Records for this exercise:
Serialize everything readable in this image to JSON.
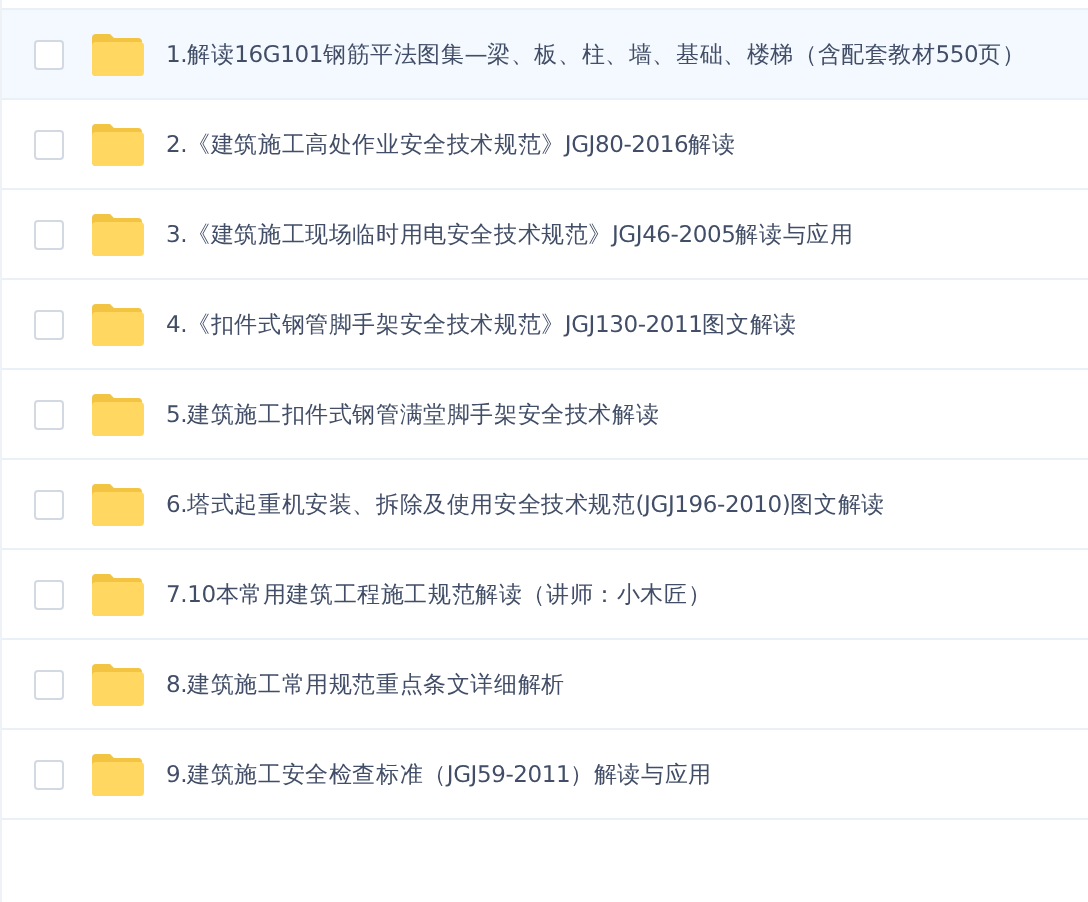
{
  "files": [
    {
      "name": "1.解读16G101钢筋平法图集—梁、板、柱、墙、基础、楼梯（含配套教材550页）",
      "selected": true,
      "checked": false
    },
    {
      "name": "2.《建筑施工高处作业安全技术规范》JGJ80-2016解读",
      "selected": false,
      "checked": false
    },
    {
      "name": "3.《建筑施工现场临时用电安全技术规范》JGJ46-2005解读与应用",
      "selected": false,
      "checked": false
    },
    {
      "name": "4.《扣件式钢管脚手架安全技术规范》JGJ130-2011图文解读",
      "selected": false,
      "checked": false
    },
    {
      "name": "5.建筑施工扣件式钢管满堂脚手架安全技术解读",
      "selected": false,
      "checked": false
    },
    {
      "name": "6.塔式起重机安装、拆除及使用安全技术规范(JGJ196-2010)图文解读",
      "selected": false,
      "checked": false
    },
    {
      "name": "7.10本常用建筑工程施工规范解读（讲师：小木匠）",
      "selected": false,
      "checked": false
    },
    {
      "name": "8.建筑施工常用规范重点条文详细解析",
      "selected": false,
      "checked": false
    },
    {
      "name": "9.建筑施工安全检查标准（JGJ59-2011）解读与应用",
      "selected": false,
      "checked": false
    }
  ]
}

Problem to solve:
Repeat each entry above word for word, leaving every picture out.

Result of the exercise:
Serialize everything readable in this image to JSON.
{
  "files": [
    {
      "name": "1.解读16G101钢筋平法图集—梁、板、柱、墙、基础、楼梯（含配套教材550页）",
      "selected": true,
      "checked": false
    },
    {
      "name": "2.《建筑施工高处作业安全技术规范》JGJ80-2016解读",
      "selected": false,
      "checked": false
    },
    {
      "name": "3.《建筑施工现场临时用电安全技术规范》JGJ46-2005解读与应用",
      "selected": false,
      "checked": false
    },
    {
      "name": "4.《扣件式钢管脚手架安全技术规范》JGJ130-2011图文解读",
      "selected": false,
      "checked": false
    },
    {
      "name": "5.建筑施工扣件式钢管满堂脚手架安全技术解读",
      "selected": false,
      "checked": false
    },
    {
      "name": "6.塔式起重机安装、拆除及使用安全技术规范(JGJ196-2010)图文解读",
      "selected": false,
      "checked": false
    },
    {
      "name": "7.10本常用建筑工程施工规范解读（讲师：小木匠）",
      "selected": false,
      "checked": false
    },
    {
      "name": "8.建筑施工常用规范重点条文详细解析",
      "selected": false,
      "checked": false
    },
    {
      "name": "9.建筑施工安全检查标准（JGJ59-2011）解读与应用",
      "selected": false,
      "checked": false
    }
  ]
}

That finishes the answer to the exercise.